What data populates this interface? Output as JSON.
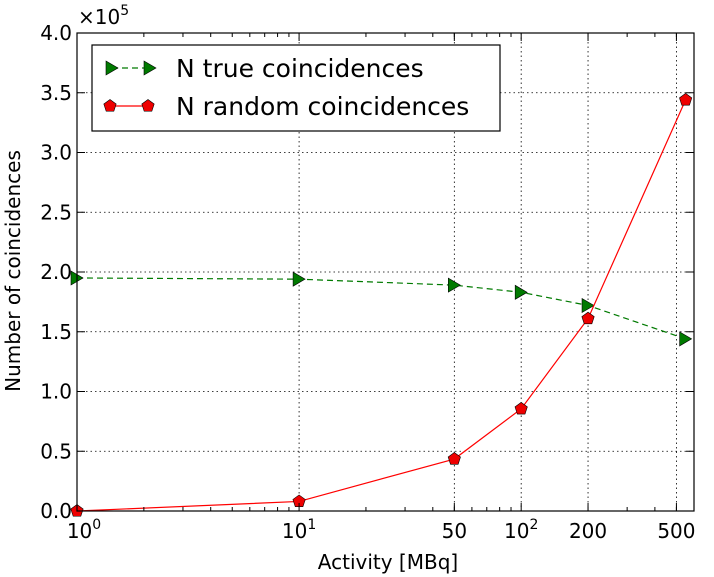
{
  "chart_data": {
    "type": "line",
    "xscale": "log",
    "xlim": [
      1,
      600
    ],
    "ylim": [
      0,
      400000
    ],
    "xlabel": "Activity [MBq]",
    "ylabel": "Number of coincidences",
    "y_multiplier_label": "×10",
    "y_multiplier_exponent": "5",
    "grid": true,
    "legend_position": "top-left",
    "x_ticks": [
      {
        "value": 1,
        "base": "10",
        "exp": "0"
      },
      {
        "value": 10,
        "base": "10",
        "exp": "1"
      },
      {
        "value": 50,
        "base": "50",
        "exp": ""
      },
      {
        "value": 100,
        "base": "10",
        "exp": "2"
      },
      {
        "value": 200,
        "base": "200",
        "exp": ""
      },
      {
        "value": 500,
        "base": "500",
        "exp": ""
      }
    ],
    "y_ticks": [
      {
        "value": 0,
        "label": "0.0"
      },
      {
        "value": 50000,
        "label": "0.5"
      },
      {
        "value": 100000,
        "label": "1.0"
      },
      {
        "value": 150000,
        "label": "1.5"
      },
      {
        "value": 200000,
        "label": "2.0"
      },
      {
        "value": 250000,
        "label": "2.5"
      },
      {
        "value": 300000,
        "label": "3.0"
      },
      {
        "value": 350000,
        "label": "3.5"
      },
      {
        "value": 400000,
        "label": "4.0"
      }
    ],
    "series": [
      {
        "name": "N true coincidences",
        "color": "#007a00",
        "marker": "triangle-right",
        "linestyle": "dashed",
        "x": [
          1,
          10,
          50,
          100,
          200,
          550
        ],
        "y": [
          195000,
          194000,
          189000,
          183000,
          172000,
          144000
        ]
      },
      {
        "name": "N random coincidences",
        "color": "#ff0000",
        "marker": "pentagon",
        "linestyle": "solid",
        "x": [
          1,
          10,
          50,
          100,
          200,
          550
        ],
        "y": [
          0,
          8000,
          43500,
          85500,
          161000,
          344000
        ]
      }
    ]
  }
}
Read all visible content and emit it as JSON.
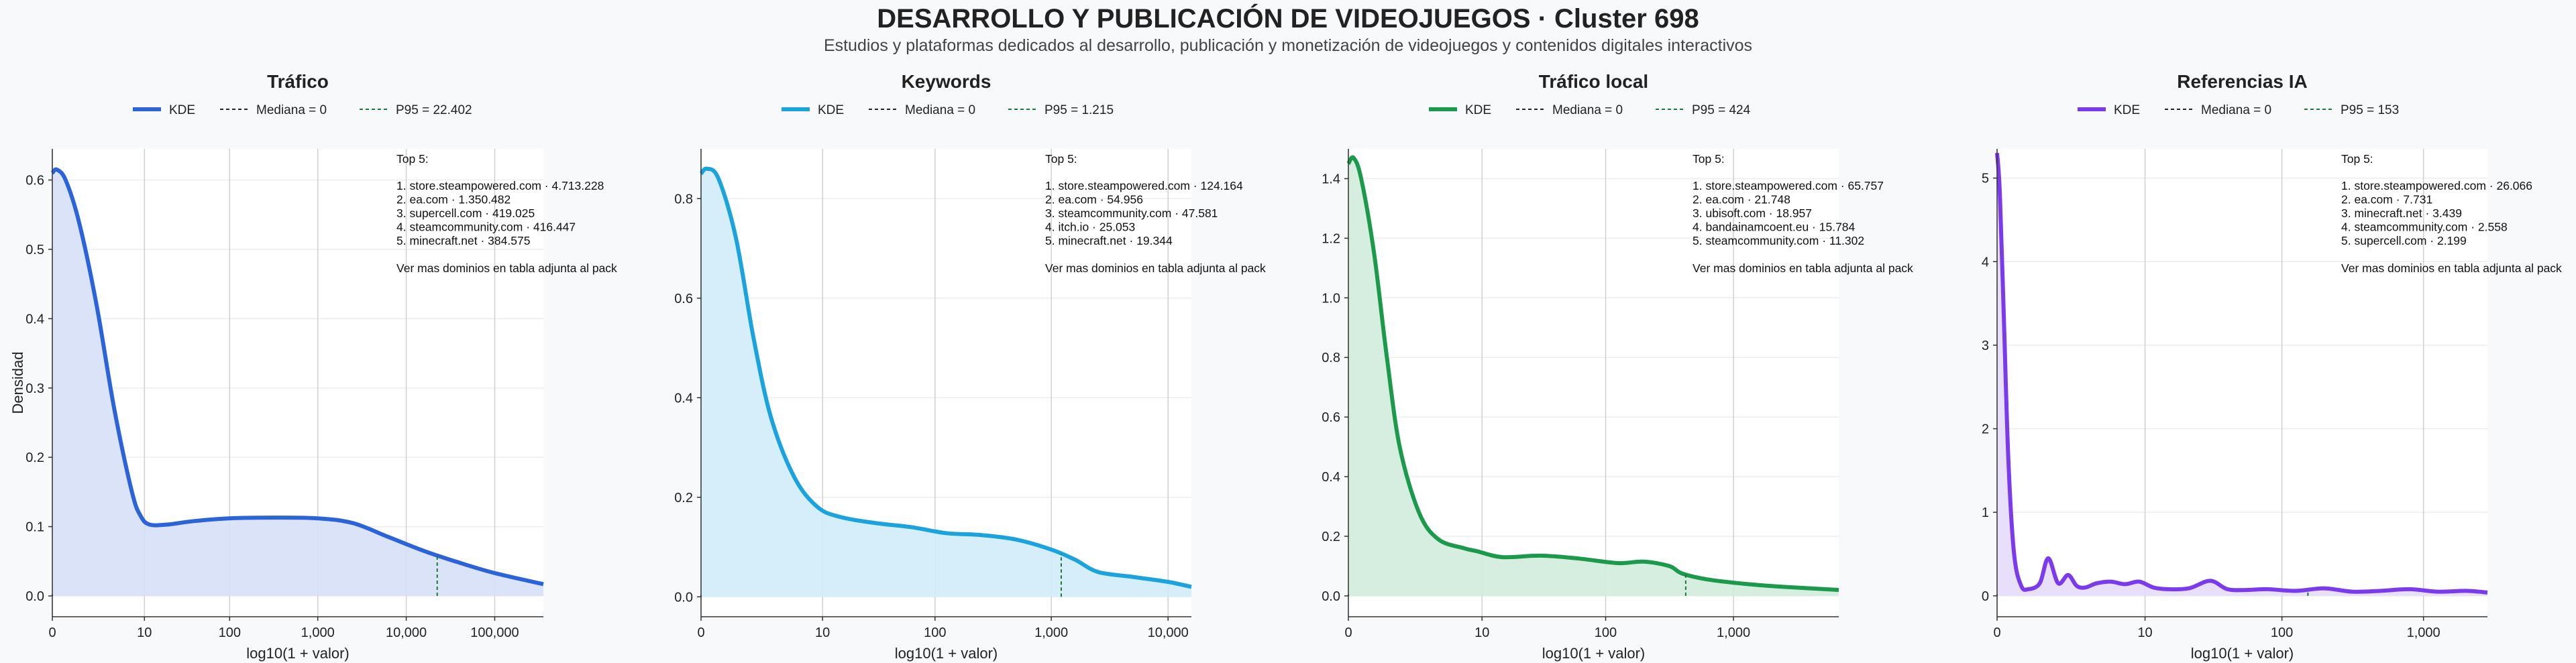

__What to work on__. All entries are to be retyped exactly. Omit any embedded images.

__Result below__.
What data populates this interface? Output as JSON.
{
  "chart_data": {
    "type": "line",
    "xscale": "log",
    "xlim": [
      1,
      600
    ],
    "ylim": [
      0,
      400000
    ],
    "xlabel": "Activity [MBq]",
    "ylabel": "Number of coincidences",
    "y_multiplier_label": "×10",
    "y_multiplier_exponent": "5",
    "grid": true,
    "legend_position": "top-left",
    "x_ticks": [
      {
        "value": 1,
        "base": "10",
        "exp": "0"
      },
      {
        "value": 10,
        "base": "10",
        "exp": "1"
      },
      {
        "value": 50,
        "base": "50",
        "exp": ""
      },
      {
        "value": 100,
        "base": "10",
        "exp": "2"
      },
      {
        "value": 200,
        "base": "200",
        "exp": ""
      },
      {
        "value": 500,
        "base": "500",
        "exp": ""
      }
    ],
    "y_ticks": [
      {
        "value": 0,
        "label": "0.0"
      },
      {
        "value": 50000,
        "label": "0.5"
      },
      {
        "value": 100000,
        "label": "1.0"
      },
      {
        "value": 150000,
        "label": "1.5"
      },
      {
        "value": 200000,
        "label": "2.0"
      },
      {
        "value": 250000,
        "label": "2.5"
      },
      {
        "value": 300000,
        "label": "3.0"
      },
      {
        "value": 350000,
        "label": "3.5"
      },
      {
        "value": 400000,
        "label": "4.0"
      }
    ],
    "series": [
      {
        "name": "N true coincidences",
        "color": "#007a00",
        "marker": "triangle-right",
        "linestyle": "dashed",
        "x": [
          1,
          10,
          50,
          100,
          200,
          550
        ],
        "y": [
          195000,
          194000,
          189000,
          183000,
          172000,
          144000
        ]
      },
      {
        "name": "N random coincidences",
        "color": "#ff0000",
        "marker": "pentagon",
        "linestyle": "solid",
        "x": [
          1,
          10,
          50,
          100,
          200,
          550
        ],
        "y": [
          0,
          8000,
          43500,
          85500,
          161000,
          344000
        ]
      }
    ]
  }
}
Read all visible content and emit it as JSON.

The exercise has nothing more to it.